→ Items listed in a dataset
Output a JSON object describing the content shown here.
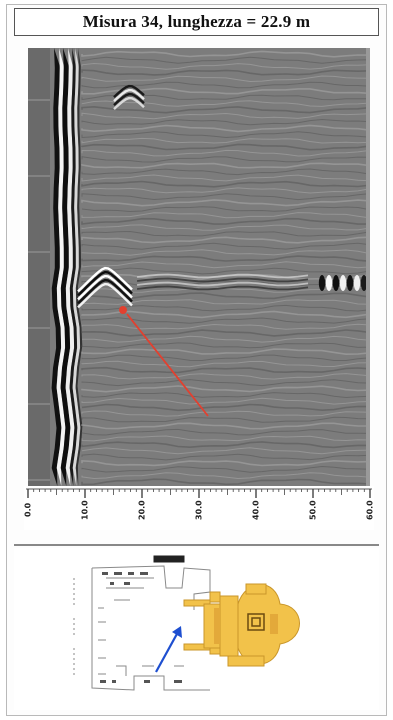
{
  "title": "Misura 34, lunghezza = 22.9 m",
  "scale_labels": [
    "0.0",
    "10.0",
    "20.0",
    "30.0",
    "40.0",
    "50.0",
    "60.0"
  ],
  "colors": {
    "radargram_background": "#7c7c7c",
    "arrow_radargram": "#e2402f",
    "arrow_plan": "#1e4fd0",
    "plan_fill": "#f2c24a",
    "plan_lines": "#888888"
  }
}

→ EXERCISE DESCRIPTION
Your task is to transcribe all of the records precisely, with no images included.

→ EXERCISE RESPONSE
Output a JSON object describing the content shown here.
{
  "title": "Misura 34, lunghezza = 22.9 m",
  "scale_labels": [
    "0.0",
    "10.0",
    "20.0",
    "30.0",
    "40.0",
    "50.0",
    "60.0"
  ],
  "colors": {
    "radargram_background": "#7c7c7c",
    "arrow_radargram": "#e2402f",
    "arrow_plan": "#1e4fd0",
    "plan_fill": "#f2c24a",
    "plan_lines": "#888888"
  }
}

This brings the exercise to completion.